## start SUPPLIED DATA

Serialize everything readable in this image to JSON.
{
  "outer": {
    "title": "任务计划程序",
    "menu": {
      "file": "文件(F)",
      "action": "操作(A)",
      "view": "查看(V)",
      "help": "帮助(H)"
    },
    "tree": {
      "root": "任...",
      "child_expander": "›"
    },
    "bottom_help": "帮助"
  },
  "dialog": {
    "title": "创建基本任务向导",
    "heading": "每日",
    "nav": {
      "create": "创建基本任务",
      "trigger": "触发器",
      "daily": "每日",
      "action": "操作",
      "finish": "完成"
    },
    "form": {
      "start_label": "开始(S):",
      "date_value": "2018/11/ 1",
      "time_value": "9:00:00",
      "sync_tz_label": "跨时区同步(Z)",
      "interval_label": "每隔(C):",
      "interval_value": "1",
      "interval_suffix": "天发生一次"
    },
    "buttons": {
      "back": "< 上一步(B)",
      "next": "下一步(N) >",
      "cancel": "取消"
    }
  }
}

## end SUPPLIED DATA

REQUEST
Write out the entries in full, exactly as given.

TASK ANSWER
Serialize everything readable in this image to JSON.
{
  "outer": {
    "title": "任务计划程序",
    "menu": {
      "file": "文件(F)",
      "action": "操作(A)",
      "view": "查看(V)",
      "help": "帮助(H)"
    },
    "tree": {
      "root": "任...",
      "child_expander": "›"
    },
    "bottom_help": "帮助"
  },
  "dialog": {
    "title": "创建基本任务向导",
    "heading": "每日",
    "nav": {
      "create": "创建基本任务",
      "trigger": "触发器",
      "daily": "每日",
      "action": "操作",
      "finish": "完成"
    },
    "form": {
      "start_label": "开始(S):",
      "date_value": "2018/11/ 1",
      "time_value": "9:00:00",
      "sync_tz_label": "跨时区同步(Z)",
      "interval_label": "每隔(C):",
      "interval_value": "1",
      "interval_suffix": "天发生一次"
    },
    "buttons": {
      "back": "< 上一步(B)",
      "next": "下一步(N) >",
      "cancel": "取消"
    }
  }
}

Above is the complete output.